▶ INSTRUCTIONS TO FOLLOW
Copy out every line exactly as given.

# MATERIAL FOR THIS EXERCISE start

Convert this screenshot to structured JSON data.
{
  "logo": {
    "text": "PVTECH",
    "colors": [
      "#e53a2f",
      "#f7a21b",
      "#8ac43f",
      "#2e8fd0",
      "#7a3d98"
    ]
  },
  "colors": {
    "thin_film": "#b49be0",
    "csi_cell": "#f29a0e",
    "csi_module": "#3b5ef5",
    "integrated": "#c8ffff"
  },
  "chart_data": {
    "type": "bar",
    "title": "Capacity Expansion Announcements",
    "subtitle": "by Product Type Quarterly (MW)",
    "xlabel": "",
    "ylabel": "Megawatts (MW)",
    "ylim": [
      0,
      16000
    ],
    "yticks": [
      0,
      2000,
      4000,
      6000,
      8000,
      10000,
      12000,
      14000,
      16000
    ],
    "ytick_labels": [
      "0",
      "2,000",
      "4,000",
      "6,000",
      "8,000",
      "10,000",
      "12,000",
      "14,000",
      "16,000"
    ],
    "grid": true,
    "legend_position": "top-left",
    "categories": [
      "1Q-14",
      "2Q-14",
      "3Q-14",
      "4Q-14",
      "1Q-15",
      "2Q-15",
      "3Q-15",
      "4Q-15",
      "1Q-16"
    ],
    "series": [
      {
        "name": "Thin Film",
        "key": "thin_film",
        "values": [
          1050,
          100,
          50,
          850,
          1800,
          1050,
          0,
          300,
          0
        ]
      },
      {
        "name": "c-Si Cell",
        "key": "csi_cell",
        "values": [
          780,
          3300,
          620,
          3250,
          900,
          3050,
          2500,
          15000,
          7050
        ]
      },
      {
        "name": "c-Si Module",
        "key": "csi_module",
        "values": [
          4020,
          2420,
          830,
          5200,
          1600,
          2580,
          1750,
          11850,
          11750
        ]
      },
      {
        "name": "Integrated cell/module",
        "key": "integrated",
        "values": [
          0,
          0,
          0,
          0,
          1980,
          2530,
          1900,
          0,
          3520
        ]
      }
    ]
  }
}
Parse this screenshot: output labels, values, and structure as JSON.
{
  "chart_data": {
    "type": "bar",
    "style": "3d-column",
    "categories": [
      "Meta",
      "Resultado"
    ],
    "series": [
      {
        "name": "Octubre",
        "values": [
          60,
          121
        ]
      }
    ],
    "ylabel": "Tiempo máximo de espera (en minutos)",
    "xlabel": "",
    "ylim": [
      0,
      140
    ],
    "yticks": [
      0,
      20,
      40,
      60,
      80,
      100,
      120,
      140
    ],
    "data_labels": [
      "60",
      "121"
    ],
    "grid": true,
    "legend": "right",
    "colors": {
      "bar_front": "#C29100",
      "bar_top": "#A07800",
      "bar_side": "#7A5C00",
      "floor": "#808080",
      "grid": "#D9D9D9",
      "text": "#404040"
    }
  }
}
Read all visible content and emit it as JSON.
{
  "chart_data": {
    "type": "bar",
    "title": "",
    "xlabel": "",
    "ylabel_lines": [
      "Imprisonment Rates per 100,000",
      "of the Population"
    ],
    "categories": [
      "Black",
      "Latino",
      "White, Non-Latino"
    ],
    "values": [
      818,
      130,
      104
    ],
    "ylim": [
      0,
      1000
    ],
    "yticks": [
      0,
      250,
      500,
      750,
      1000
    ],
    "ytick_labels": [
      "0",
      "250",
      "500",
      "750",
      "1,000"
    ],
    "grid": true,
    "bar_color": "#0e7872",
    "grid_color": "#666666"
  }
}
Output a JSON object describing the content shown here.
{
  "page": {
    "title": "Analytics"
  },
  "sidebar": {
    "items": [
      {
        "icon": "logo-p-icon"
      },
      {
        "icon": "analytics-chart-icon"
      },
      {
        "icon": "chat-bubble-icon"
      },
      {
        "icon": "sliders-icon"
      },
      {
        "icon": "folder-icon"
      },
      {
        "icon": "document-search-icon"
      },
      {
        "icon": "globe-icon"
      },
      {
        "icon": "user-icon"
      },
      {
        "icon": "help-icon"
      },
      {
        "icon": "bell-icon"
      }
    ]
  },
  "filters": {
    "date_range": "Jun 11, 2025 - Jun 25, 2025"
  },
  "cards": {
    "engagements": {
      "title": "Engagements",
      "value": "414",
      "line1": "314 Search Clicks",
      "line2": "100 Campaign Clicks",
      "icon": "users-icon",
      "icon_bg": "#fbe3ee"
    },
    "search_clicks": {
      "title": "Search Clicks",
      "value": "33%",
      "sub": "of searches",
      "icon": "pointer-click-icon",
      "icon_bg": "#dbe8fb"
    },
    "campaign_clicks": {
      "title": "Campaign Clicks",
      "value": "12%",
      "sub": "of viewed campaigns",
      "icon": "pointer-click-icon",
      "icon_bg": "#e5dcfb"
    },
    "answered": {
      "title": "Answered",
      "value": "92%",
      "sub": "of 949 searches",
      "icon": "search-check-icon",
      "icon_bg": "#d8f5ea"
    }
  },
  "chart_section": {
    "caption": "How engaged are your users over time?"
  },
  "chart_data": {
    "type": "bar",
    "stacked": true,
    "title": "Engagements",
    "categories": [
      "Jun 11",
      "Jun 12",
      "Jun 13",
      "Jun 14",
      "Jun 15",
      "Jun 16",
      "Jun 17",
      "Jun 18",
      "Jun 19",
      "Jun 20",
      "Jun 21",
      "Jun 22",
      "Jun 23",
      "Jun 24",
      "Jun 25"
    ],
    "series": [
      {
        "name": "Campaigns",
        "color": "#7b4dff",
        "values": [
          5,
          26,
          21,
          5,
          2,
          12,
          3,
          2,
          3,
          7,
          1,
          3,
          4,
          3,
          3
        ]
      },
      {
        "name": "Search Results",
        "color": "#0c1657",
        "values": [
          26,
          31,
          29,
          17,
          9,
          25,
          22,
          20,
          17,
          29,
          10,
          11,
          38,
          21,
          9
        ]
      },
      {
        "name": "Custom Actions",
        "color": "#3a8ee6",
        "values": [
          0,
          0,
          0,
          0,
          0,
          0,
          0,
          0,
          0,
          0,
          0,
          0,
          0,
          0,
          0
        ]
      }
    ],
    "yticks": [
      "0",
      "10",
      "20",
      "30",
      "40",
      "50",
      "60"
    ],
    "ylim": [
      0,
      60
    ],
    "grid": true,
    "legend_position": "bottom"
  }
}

# MATERIAL FOR THIS EXERCISE end

▶ FINAL RESULT
Convert this screenshot to structured JSON data.
{
  "logo": {
    "text": "PVTECH",
    "colors": [
      "#e53a2f",
      "#f7a21b",
      "#8ac43f",
      "#2e8fd0",
      "#7a3d98"
    ]
  },
  "colors": {
    "thin_film": "#b49be0",
    "csi_cell": "#f29a0e",
    "csi_module": "#3b5ef5",
    "integrated": "#c8ffff"
  },
  "chart_data": {
    "type": "bar",
    "title": "Capacity Expansion Announcements",
    "subtitle": "by Product Type Quarterly (MW)",
    "xlabel": "",
    "ylabel": "Megawatts (MW)",
    "ylim": [
      0,
      16000
    ],
    "yticks": [
      0,
      2000,
      4000,
      6000,
      8000,
      10000,
      12000,
      14000,
      16000
    ],
    "ytick_labels": [
      "0",
      "2,000",
      "4,000",
      "6,000",
      "8,000",
      "10,000",
      "12,000",
      "14,000",
      "16,000"
    ],
    "grid": true,
    "legend_position": "top-left",
    "categories": [
      "1Q-14",
      "2Q-14",
      "3Q-14",
      "4Q-14",
      "1Q-15",
      "2Q-15",
      "3Q-15",
      "4Q-15",
      "1Q-16"
    ],
    "series": [
      {
        "name": "Thin Film",
        "key": "thin_film",
        "values": [
          1050,
          100,
          50,
          850,
          1800,
          1050,
          0,
          300,
          0
        ]
      },
      {
        "name": "c-Si Cell",
        "key": "csi_cell",
        "values": [
          780,
          3300,
          620,
          3250,
          900,
          3050,
          2500,
          15000,
          7050
        ]
      },
      {
        "name": "c-Si Module",
        "key": "csi_module",
        "values": [
          4020,
          2420,
          830,
          5200,
          1600,
          2580,
          1750,
          11850,
          11750
        ]
      },
      {
        "name": "Integrated cell/module",
        "key": "integrated",
        "values": [
          0,
          0,
          0,
          0,
          1980,
          2530,
          1900,
          0,
          3520
        ]
      }
    ]
  }
}
Parse this screenshot: output labels, values, and structure as JSON.
{
  "chart_data": {
    "type": "bar",
    "style": "3d-column",
    "categories": [
      "Meta",
      "Resultado"
    ],
    "series": [
      {
        "name": "Octubre",
        "values": [
          60,
          121
        ]
      }
    ],
    "ylabel": "Tiempo máximo de espera (en minutos)",
    "xlabel": "",
    "ylim": [
      0,
      140
    ],
    "yticks": [
      0,
      20,
      40,
      60,
      80,
      100,
      120,
      140
    ],
    "data_labels": [
      "60",
      "121"
    ],
    "grid": true,
    "legend": "right",
    "colors": {
      "bar_front": "#C29100",
      "bar_top": "#A07800",
      "bar_side": "#7A5C00",
      "floor": "#808080",
      "grid": "#D9D9D9",
      "text": "#404040"
    }
  }
}
Read all visible content and emit it as JSON.
{
  "chart_data": {
    "type": "bar",
    "title": "",
    "xlabel": "",
    "ylabel_lines": [
      "Imprisonment Rates per 100,000",
      "of the Population"
    ],
    "categories": [
      "Black",
      "Latino",
      "White, Non-Latino"
    ],
    "values": [
      818,
      130,
      104
    ],
    "ylim": [
      0,
      1000
    ],
    "yticks": [
      0,
      250,
      500,
      750,
      1000
    ],
    "ytick_labels": [
      "0",
      "250",
      "500",
      "750",
      "1,000"
    ],
    "grid": true,
    "bar_color": "#0e7872",
    "grid_color": "#666666"
  }
}
Output a JSON object describing the content shown here.
{
  "page": {
    "title": "Analytics"
  },
  "sidebar": {
    "items": [
      {
        "icon": "logo-p-icon"
      },
      {
        "icon": "analytics-chart-icon"
      },
      {
        "icon": "chat-bubble-icon"
      },
      {
        "icon": "sliders-icon"
      },
      {
        "icon": "folder-icon"
      },
      {
        "icon": "document-search-icon"
      },
      {
        "icon": "globe-icon"
      },
      {
        "icon": "user-icon"
      },
      {
        "icon": "help-icon"
      },
      {
        "icon": "bell-icon"
      }
    ]
  },
  "filters": {
    "date_range": "Jun 11, 2025 - Jun 25, 2025"
  },
  "cards": {
    "engagements": {
      "title": "Engagements",
      "value": "414",
      "line1": "314 Search Clicks",
      "line2": "100 Campaign Clicks",
      "icon": "users-icon",
      "icon_bg": "#fbe3ee"
    },
    "search_clicks": {
      "title": "Search Clicks",
      "value": "33%",
      "sub": "of searches",
      "icon": "pointer-click-icon",
      "icon_bg": "#dbe8fb"
    },
    "campaign_clicks": {
      "title": "Campaign Clicks",
      "value": "12%",
      "sub": "of viewed campaigns",
      "icon": "pointer-click-icon",
      "icon_bg": "#e5dcfb"
    },
    "answered": {
      "title": "Answered",
      "value": "92%",
      "sub": "of 949 searches",
      "icon": "search-check-icon",
      "icon_bg": "#d8f5ea"
    }
  },
  "chart_section": {
    "caption": "How engaged are your users over time?"
  },
  "chart_data": {
    "type": "bar",
    "stacked": true,
    "title": "Engagements",
    "categories": [
      "Jun 11",
      "Jun 12",
      "Jun 13",
      "Jun 14",
      "Jun 15",
      "Jun 16",
      "Jun 17",
      "Jun 18",
      "Jun 19",
      "Jun 20",
      "Jun 21",
      "Jun 22",
      "Jun 23",
      "Jun 24",
      "Jun 25"
    ],
    "series": [
      {
        "name": "Campaigns",
        "color": "#7b4dff",
        "values": [
          5,
          26,
          21,
          5,
          2,
          12,
          3,
          2,
          3,
          7,
          1,
          3,
          4,
          3,
          3
        ]
      },
      {
        "name": "Search Results",
        "color": "#0c1657",
        "values": [
          26,
          31,
          29,
          17,
          9,
          25,
          22,
          20,
          17,
          29,
          10,
          11,
          38,
          21,
          9
        ]
      },
      {
        "name": "Custom Actions",
        "color": "#3a8ee6",
        "values": [
          0,
          0,
          0,
          0,
          0,
          0,
          0,
          0,
          0,
          0,
          0,
          0,
          0,
          0,
          0
        ]
      }
    ],
    "yticks": [
      "0",
      "10",
      "20",
      "30",
      "40",
      "50",
      "60"
    ],
    "ylim": [
      0,
      60
    ],
    "grid": true,
    "legend_position": "bottom"
  }
}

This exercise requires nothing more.